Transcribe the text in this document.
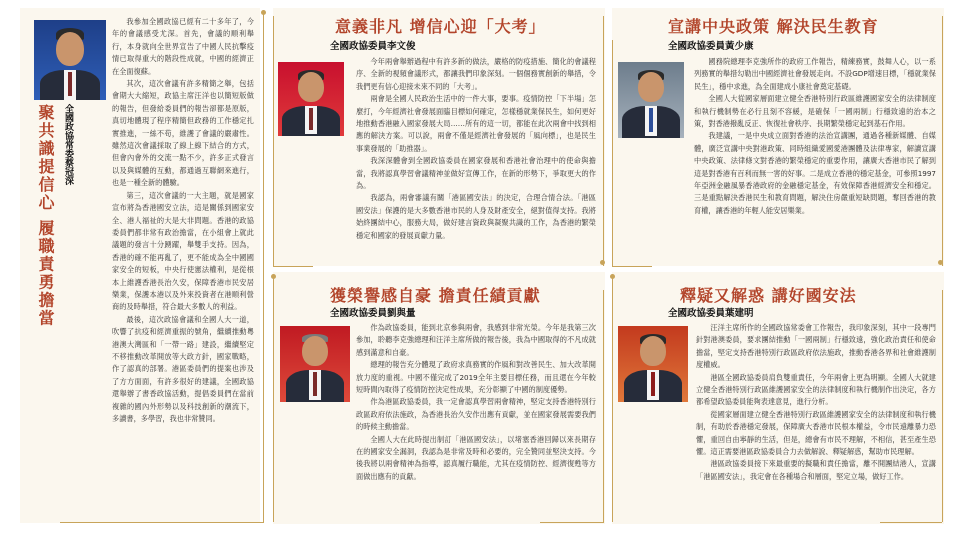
全國政協常委蔡冠深
聚共識提信心 履職責勇擔當

我參加全國政協已經有二十多年了，今年的會議感受尤深。首先，會議的順利舉行，本身就向全世界宣告了中國人民抗擊疫情已取得重大的階段性成就，中國的經濟正在全面復蘇。

其次，這次會議有許多精簡之舉，包括會期大大縮短，政協主席汪洋也以簡短版做的報告，但發給委員們的報告卻都是原版，真切地體現了程序精簡但政務的工作穩定扎實推進，一絲不苟，維護了會議的嚴肅性。雖然這次會議採取了線上線下結合的方式，但會內會外的交流一點不少，許多正式發言以及與媒體的互動，都通過互聯網來進行，也是一種全新的體驗。

第三，這次會議的一大主題，就是國家宣布將為香港國安立法，這是關係到國家安全、港人福祉的大是大非問題。香港的政協委員們都非常有政治擔當，在小組會上就此議題的發言十分踴躍，舉雙手支持。因為，香港的確不能再亂了，更不能成為全中國國家安全的短板，中央行使憲法權利，是從根本上維護香港長治久安，保障香港市民安居樂業，保護本港以及外來投資者在港順利營商的及時舉措，符合最大多數人的利益。

最後，這次政協會議和全國人大一道，吹響了抗疫和經濟重振的號角，繼續推動粵港澳大灣區和「一帶一路」建設，繼續堅定不移推動改革開放等大政方針，國家戰略，作了認真的部署。港區委員們的提案也涉及了方方面面，有許多很好的建議，全國政協還舉辦了書香政協活動，提倡委員們在當前複雜的國內外形勢以及科技創新的潮流下，多讀書，多學習，我也非常贊同。

意義非凡 增信心迎「大考」
全國政協委員李文俊

今年兩會舉辦過程中有許多新的做法，嚴格的防疫措施、簡化的會議程序、全新的視頻會議形式，都讓我們印象深刻。一個個務實創新的舉措，令我們更有信心迎接未來不同的「大考」。

兩會是全國人民政治生活中的一件大事，要事。疫情防控「下半場」怎麼打，今年經濟社會發展面臨目標如何確定，怎樣穩就業保民生，如何更好地推動香港融入國家發展大局……所有的這一切，都能在此次兩會中找到相應的解決方案。可以說，兩會不僅是經濟社會發展的「風向標」，也是民生事業發展的「助推器」。

我深深體會到全國政協委員在國家發展和香港社會治理中的使命與擔當，我將認真學習會議精神並做好宣傳工作，在新的形勢下，爭取更大的作為。

我認為，兩會審議有關「港區國安法」的決定，合理合情合法。「港區國安法」保護的是大多數香港市民的人身及財產安全，絕對值得支持。我將始終團結中心，服務大局，做好建言資政與凝聚共識的工作，為香港的繁榮穩定和國家的發展貢獻力量。

獲榮譽感自豪 擔責任績貢獻
全國政協委員劉與量

作為政協委員，能到北京參與兩會，我感到非常光榮。今年是我第三次參加，聆聽李克強總理和汪洋主席所做的報告後，我為中國取得的不凡成就感到滿意和自豪。

總理的報告充分體現了政府求真務實的作風和對改善民生、加大改革開放力度的重視。中國不僅完成了2019全年主要目標任務，而且還在今年較短時間內取得了疫情防控決定性成果，充分彰顯了中國的制度優勢。

作為港區政協委員，我一定會認真學習兩會精神，堅定支持香港特別行政區政府依法施政，為香港長治久安作出應有貢獻，並在國家發展需要我們的時候主動擔當。

全國人大在此時提出制訂「港區國安法」，以堵塞香港回歸以來長期存在的國家安全漏洞，我認為是非常及時和必要的，完全贊同並堅決支持。今後我將以兩會精神為指導，認真履行職能，尤其在疫情防控、經濟復甦等方面做出應有的貢獻。

宣講中央政策 解決民生教育
全國政協委員黃少康

國務院總理李克強所作的政府工作報告，精練務實，鼓舞人心，以一系列務實的舉措勾勒出中國經濟社會發展走向。不設GDP增速目標，「穩就業保民生」，穩中求進，為全面建成小康社會奠定基礎。

全國人大從國家層面建立健全香港特別行政區維護國家安全的法律制度和執行機制勢在必行且刻不容緩，是確保「一國兩制」行穩致遠的治本之策，對香港撥亂反正、恢復社會秩序、長期繁榮穩定起到基石作用。

我建議，一是中央成立面對香港的法治宣講團，通過各種新媒體、自媒體，廣泛宣講中央對港政策、同時組織愛國愛港團體及法律專家，解讀宣講中央政策、法律條文對香港的繁榮穩定的重要作用，讓廣大香港市民了解到這是對香港有百利而無一害的好事。二是成立香港的穩定基金，可參照1997年亞洲金融風暴香港政府的金融穩定基金，有效保障香港經濟安全和穩定。三是重點解決香港民生和教育問題，解決住房嚴重短缺問題，奪回香港的教育權，讓香港的年輕人能安居樂業。

釋疑又解惑 講好國安法
全國政協委員葉建明

汪洋主席所作的全國政協常委會工作報告，我印象深刻，其中一段專門針對港澳委員，要求團結推動「一國兩制」行穩致遠，強化政治責任和使命擔當，堅定支持香港特別行政區政府依法施政，推動香港各界和社會維護制度權威。

港區全國政協委員肩負雙重責任，今年兩會上更為明顯。全國人大就建立健全香港特別行政區維護國家安全的法律制度和執行機制作出決定，各方都希望政協委員能夠表達意見，進行分析。

從國家層面建立健全香港特別行政區維護國家安全的法律制度和執行機制，有助於香港穩定發展，保障廣大香港市民根本權益，令市民遠離暴力恐懼，重回自由寧靜的生活，但是，總會有市民不理解，不相信，甚至產生恐懼。這正需要港區政協委員合力去做解說、釋疑解惑，幫助市民理解。

港區政協委員接下來最重要的擬職和責任擔當，離不開團結港人，宣講「港區國安法」，我定會在各種場合和層面，堅定立場，做好工作。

——————

Aim: Repeat all the data as it stands, dropping any images it holds.

Task solution:
Transcribe the text in this document.
全國政協常委蔡冠深
聚共識提信心 履職責勇擔當

我參加全國政協已經有二十多年了，今年的會議感受尤深。首先，會議的順利舉行，本身就向全世界宣告了中國人民抗擊疫情已取得重大的階段性成就，中國的經濟正在全面復蘇。

其次，這次會議有許多精簡之舉，包括會期大大縮短，政協主席汪洋也以簡短版做的報告，但發給委員們的報告卻都是原版，真切地體現了程序精簡但政務的工作穩定扎實推進，一絲不苟，維護了會議的嚴肅性。雖然這次會議採取了線上線下結合的方式，但會內會外的交流一點不少，許多正式發言以及與媒體的互動，都通過互聯網來進行，也是一種全新的體驗。

第三，這次會議的一大主題，就是國家宣布將為香港國安立法，這是關係到國家安全、港人福祉的大是大非問題。香港的政協委員們都非常有政治擔當，在小組會上就此議題的發言十分踴躍，舉雙手支持。因為，香港的確不能再亂了，更不能成為全中國國家安全的短板，中央行使憲法權利，是從根本上維護香港長治久安，保障香港市民安居樂業，保護本港以及外來投資者在港順利營商的及時舉措，符合最大多數人的利益。

最後，這次政協會議和全國人大一道，吹響了抗疫和經濟重振的號角，繼續推動粵港澳大灣區和「一帶一路」建設，繼續堅定不移推動改革開放等大政方針，國家戰略，作了認真的部署。港區委員們的提案也涉及了方方面面，有許多很好的建議，全國政協還舉辦了書香政協活動，提倡委員們在當前複雜的國內外形勢以及科技創新的潮流下，多讀書，多學習，我也非常贊同。

意義非凡 增信心迎「大考」
全國政協委員李文俊

今年兩會舉辦過程中有許多新的做法，嚴格的防疫措施、簡化的會議程序、全新的視頻會議形式，都讓我們印象深刻。一個個務實創新的舉措，令我們更有信心迎接未來不同的「大考」。

兩會是全國人民政治生活中的一件大事，要事。疫情防控「下半場」怎麼打，今年經濟社會發展面臨目標如何確定，怎樣穩就業保民生，如何更好地推動香港融入國家發展大局……所有的這一切，都能在此次兩會中找到相應的解決方案。可以說，兩會不僅是經濟社會發展的「風向標」，也是民生事業發展的「助推器」。

我深深體會到全國政協委員在國家發展和香港社會治理中的使命與擔當，我將認真學習會議精神並做好宣傳工作，在新的形勢下，爭取更大的作為。

我認為，兩會審議有關「港區國安法」的決定，合理合情合法。「港區國安法」保護的是大多數香港市民的人身及財產安全，絕對值得支持。我將始終團結中心，服務大局，做好建言資政與凝聚共識的工作，為香港的繁榮穩定和國家的發展貢獻力量。

獲榮譽感自豪 擔責任績貢獻
全國政協委員劉與量

作為政協委員，能到北京參與兩會，我感到非常光榮。今年是我第三次參加，聆聽李克強總理和汪洋主席所做的報告後，我為中國取得的不凡成就感到滿意和自豪。

總理的報告充分體現了政府求真務實的作風和對改善民生、加大改革開放力度的重視。中國不僅完成了2019全年主要目標任務，而且還在今年較短時間內取得了疫情防控決定性成果，充分彰顯了中國的制度優勢。

作為港區政協委員，我一定會認真學習兩會精神，堅定支持香港特別行政區政府依法施政，為香港長治久安作出應有貢獻，並在國家發展需要我們的時候主動擔當。

全國人大在此時提出制訂「港區國安法」，以堵塞香港回歸以來長期存在的國家安全漏洞，我認為是非常及時和必要的，完全贊同並堅決支持。今後我將以兩會精神為指導，認真履行職能，尤其在疫情防控、經濟復甦等方面做出應有的貢獻。

宣講中央政策 解決民生教育
全國政協委員黃少康

國務院總理李克強所作的政府工作報告，精練務實，鼓舞人心，以一系列務實的舉措勾勒出中國經濟社會發展走向。不設GDP增速目標，「穩就業保民生」，穩中求進，為全面建成小康社會奠定基礎。

全國人大從國家層面建立健全香港特別行政區維護國家安全的法律制度和執行機制勢在必行且刻不容緩，是確保「一國兩制」行穩致遠的治本之策，對香港撥亂反正、恢復社會秩序、長期繁榮穩定起到基石作用。

我建議，一是中央成立面對香港的法治宣講團，通過各種新媒體、自媒體，廣泛宣講中央對港政策、同時組織愛國愛港團體及法律專家，解讀宣講中央政策、法律條文對香港的繁榮穩定的重要作用，讓廣大香港市民了解到這是對香港有百利而無一害的好事。二是成立香港的穩定基金，可參照1997年亞洲金融風暴香港政府的金融穩定基金，有效保障香港經濟安全和穩定。三是重點解決香港民生和教育問題，解決住房嚴重短缺問題，奪回香港的教育權，讓香港的年輕人能安居樂業。

釋疑又解惑 講好國安法
全國政協委員葉建明

汪洋主席所作的全國政協常委會工作報告，我印象深刻，其中一段專門針對港澳委員，要求團結推動「一國兩制」行穩致遠，強化政治責任和使命擔當，堅定支持香港特別行政區政府依法施政，推動香港各界和社會維護制度權威。

港區全國政協委員肩負雙重責任，今年兩會上更為明顯。全國人大就建立健全香港特別行政區維護國家安全的法律制度和執行機制作出決定，各方都希望政協委員能夠表達意見，進行分析。

從國家層面建立健全香港特別行政區維護國家安全的法律制度和執行機制，有助於香港穩定發展，保障廣大香港市民根本權益，令市民遠離暴力恐懼，重回自由寧靜的生活，但是，總會有市民不理解，不相信，甚至產生恐懼。這正需要港區政協委員合力去做解說、釋疑解惑，幫助市民理解。

港區政協委員接下來最重要的擬職和責任擔當，離不開團結港人，宣講「港區國安法」，我定會在各種場合和層面，堅定立場，做好工作。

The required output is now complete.